# [TO BE DONE]
Set down all of the data exactly as it appears.
________________
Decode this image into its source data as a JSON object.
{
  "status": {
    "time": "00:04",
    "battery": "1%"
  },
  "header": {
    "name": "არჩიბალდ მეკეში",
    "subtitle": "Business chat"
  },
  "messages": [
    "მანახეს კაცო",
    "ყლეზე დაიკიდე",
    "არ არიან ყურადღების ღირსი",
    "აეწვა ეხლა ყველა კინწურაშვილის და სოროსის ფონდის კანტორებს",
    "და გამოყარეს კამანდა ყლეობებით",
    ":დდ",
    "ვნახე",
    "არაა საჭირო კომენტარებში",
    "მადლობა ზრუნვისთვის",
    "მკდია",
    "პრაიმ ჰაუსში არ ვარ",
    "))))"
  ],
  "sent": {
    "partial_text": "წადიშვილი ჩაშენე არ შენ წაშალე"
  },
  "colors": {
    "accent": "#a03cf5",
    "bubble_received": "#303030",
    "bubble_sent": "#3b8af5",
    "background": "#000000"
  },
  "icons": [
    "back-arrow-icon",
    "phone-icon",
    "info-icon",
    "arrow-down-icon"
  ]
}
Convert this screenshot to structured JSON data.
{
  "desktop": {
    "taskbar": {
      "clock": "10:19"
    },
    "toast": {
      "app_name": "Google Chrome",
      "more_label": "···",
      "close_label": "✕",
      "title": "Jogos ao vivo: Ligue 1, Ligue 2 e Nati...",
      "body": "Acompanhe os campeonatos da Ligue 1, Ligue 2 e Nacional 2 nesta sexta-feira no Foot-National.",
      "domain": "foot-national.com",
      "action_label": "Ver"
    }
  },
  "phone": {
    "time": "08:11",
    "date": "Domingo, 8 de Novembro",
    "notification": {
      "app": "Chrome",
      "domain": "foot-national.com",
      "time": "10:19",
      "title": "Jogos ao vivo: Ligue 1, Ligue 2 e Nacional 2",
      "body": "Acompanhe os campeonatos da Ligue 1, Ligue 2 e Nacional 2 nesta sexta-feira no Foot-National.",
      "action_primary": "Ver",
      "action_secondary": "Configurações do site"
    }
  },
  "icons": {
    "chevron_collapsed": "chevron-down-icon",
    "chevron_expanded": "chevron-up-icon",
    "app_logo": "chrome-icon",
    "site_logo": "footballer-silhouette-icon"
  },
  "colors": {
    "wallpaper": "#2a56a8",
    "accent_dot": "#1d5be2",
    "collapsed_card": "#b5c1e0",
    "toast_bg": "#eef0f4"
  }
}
________________
# [THE RESULT]
Decode this image into its source data as a JSON object.
{
  "status": {
    "time": "00:04",
    "battery": "1%"
  },
  "header": {
    "name": "არჩიბალდ მეკეში",
    "subtitle": "Business chat"
  },
  "messages": [
    "მანახეს კაცო",
    "ყლეზე დაიკიდე",
    "არ არიან ყურადღების ღირსი",
    "აეწვა ეხლა ყველა კინწურაშვილის და სოროსის ფონდის კანტორებს",
    "და გამოყარეს კამანდა ყლეობებით",
    ":დდ",
    "ვნახე",
    "არაა საჭირო კომენტარებში",
    "მადლობა ზრუნვისთვის",
    "მკდია",
    "პრაიმ ჰაუსში არ ვარ",
    "))))"
  ],
  "sent": {
    "partial_text": "წადიშვილი ჩაშენე არ შენ წაშალე"
  },
  "colors": {
    "accent": "#a03cf5",
    "bubble_received": "#303030",
    "bubble_sent": "#3b8af5",
    "background": "#000000"
  },
  "icons": [
    "back-arrow-icon",
    "phone-icon",
    "info-icon",
    "arrow-down-icon"
  ]
}
Convert this screenshot to structured JSON data.
{
  "desktop": {
    "taskbar": {
      "clock": "10:19"
    },
    "toast": {
      "app_name": "Google Chrome",
      "more_label": "···",
      "close_label": "✕",
      "title": "Jogos ao vivo: Ligue 1, Ligue 2 e Nati...",
      "body": "Acompanhe os campeonatos da Ligue 1, Ligue 2 e Nacional 2 nesta sexta-feira no Foot-National.",
      "domain": "foot-national.com",
      "action_label": "Ver"
    }
  },
  "phone": {
    "time": "08:11",
    "date": "Domingo, 8 de Novembro",
    "notification": {
      "app": "Chrome",
      "domain": "foot-national.com",
      "time": "10:19",
      "title": "Jogos ao vivo: Ligue 1, Ligue 2 e Nacional 2",
      "body": "Acompanhe os campeonatos da Ligue 1, Ligue 2 e Nacional 2 nesta sexta-feira no Foot-National.",
      "action_primary": "Ver",
      "action_secondary": "Configurações do site"
    }
  },
  "icons": {
    "chevron_collapsed": "chevron-down-icon",
    "chevron_expanded": "chevron-up-icon",
    "app_logo": "chrome-icon",
    "site_logo": "footballer-silhouette-icon"
  },
  "colors": {
    "wallpaper": "#2a56a8",
    "accent_dot": "#1d5be2",
    "collapsed_card": "#b5c1e0",
    "toast_bg": "#eef0f4"
  }
}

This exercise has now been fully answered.